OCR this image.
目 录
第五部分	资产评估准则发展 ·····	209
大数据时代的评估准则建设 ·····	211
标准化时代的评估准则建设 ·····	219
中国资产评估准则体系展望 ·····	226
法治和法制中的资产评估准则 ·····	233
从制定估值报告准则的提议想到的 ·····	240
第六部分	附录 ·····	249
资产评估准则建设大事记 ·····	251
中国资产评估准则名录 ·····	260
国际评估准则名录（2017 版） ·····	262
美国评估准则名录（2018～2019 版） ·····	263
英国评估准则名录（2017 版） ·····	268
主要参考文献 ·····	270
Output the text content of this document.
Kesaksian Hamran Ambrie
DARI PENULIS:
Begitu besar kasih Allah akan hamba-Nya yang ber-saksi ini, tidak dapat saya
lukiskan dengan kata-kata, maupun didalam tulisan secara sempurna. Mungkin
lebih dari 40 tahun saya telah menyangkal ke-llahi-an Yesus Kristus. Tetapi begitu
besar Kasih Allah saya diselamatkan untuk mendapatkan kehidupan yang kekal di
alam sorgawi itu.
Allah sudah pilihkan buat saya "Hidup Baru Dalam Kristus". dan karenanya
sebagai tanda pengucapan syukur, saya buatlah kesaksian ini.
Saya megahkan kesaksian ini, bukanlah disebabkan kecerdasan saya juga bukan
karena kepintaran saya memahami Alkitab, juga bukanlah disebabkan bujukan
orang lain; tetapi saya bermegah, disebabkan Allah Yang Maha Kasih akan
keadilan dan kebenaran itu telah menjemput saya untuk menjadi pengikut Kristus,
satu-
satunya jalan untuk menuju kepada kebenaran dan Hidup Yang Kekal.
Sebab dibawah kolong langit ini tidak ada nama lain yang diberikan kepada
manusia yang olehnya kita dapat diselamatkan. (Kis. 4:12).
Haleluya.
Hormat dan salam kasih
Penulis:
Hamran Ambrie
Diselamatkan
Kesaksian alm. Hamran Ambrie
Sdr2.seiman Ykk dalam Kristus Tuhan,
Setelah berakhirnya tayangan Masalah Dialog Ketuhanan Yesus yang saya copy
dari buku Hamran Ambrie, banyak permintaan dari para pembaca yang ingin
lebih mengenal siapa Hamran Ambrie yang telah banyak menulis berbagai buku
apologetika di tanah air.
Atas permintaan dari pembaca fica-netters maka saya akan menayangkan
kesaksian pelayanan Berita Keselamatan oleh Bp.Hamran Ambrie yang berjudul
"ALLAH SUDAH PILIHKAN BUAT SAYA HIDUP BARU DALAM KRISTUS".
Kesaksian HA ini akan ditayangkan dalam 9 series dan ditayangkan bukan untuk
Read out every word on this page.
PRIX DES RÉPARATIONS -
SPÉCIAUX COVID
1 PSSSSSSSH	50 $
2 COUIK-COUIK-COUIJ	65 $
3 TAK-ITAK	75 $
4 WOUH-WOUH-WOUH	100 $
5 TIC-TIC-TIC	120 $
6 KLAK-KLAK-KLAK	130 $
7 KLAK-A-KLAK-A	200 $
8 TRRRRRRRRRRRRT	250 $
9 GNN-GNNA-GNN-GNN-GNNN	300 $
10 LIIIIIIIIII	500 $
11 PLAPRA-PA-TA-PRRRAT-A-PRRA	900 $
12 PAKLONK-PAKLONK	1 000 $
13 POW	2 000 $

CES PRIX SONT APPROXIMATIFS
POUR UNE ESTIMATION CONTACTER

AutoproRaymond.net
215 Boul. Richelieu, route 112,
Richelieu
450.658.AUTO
# # #
What the exercise asks: Return exactly the lines from the line bearing "Read out every word on this page." to the end of the records, inclusive of both; include no other lines.

Expected answer:
Read out every word on this page.
PRIX DES RÉPARATIONS -
SPÉCIAUX COVID
1 PSSSSSSSH	50 $
2 COUIK-COUIK-COUIJ	65 $
3 TAK-ITAK	75 $
4 WOUH-WOUH-WOUH	100 $
5 TIC-TIC-TIC	120 $
6 KLAK-KLAK-KLAK	130 $
7 KLAK-A-KLAK-A	200 $
8 TRRRRRRRRRRRRT	250 $
9 GNN-GNNA-GNN-GNN-GNNN	300 $
10 LIIIIIIIIII	500 $
11 PLAPRA-PA-TA-PRRRAT-A-PRRA	900 $
12 PAKLONK-PAKLONK	1 000 $
13 POW	2 000 $

CES PRIX SONT APPROXIMATIFS
POUR UNE ESTIMATION CONTACTER

AutoproRaymond.net
215 Boul. Richelieu, route 112,
Richelieu
450.658.AUTO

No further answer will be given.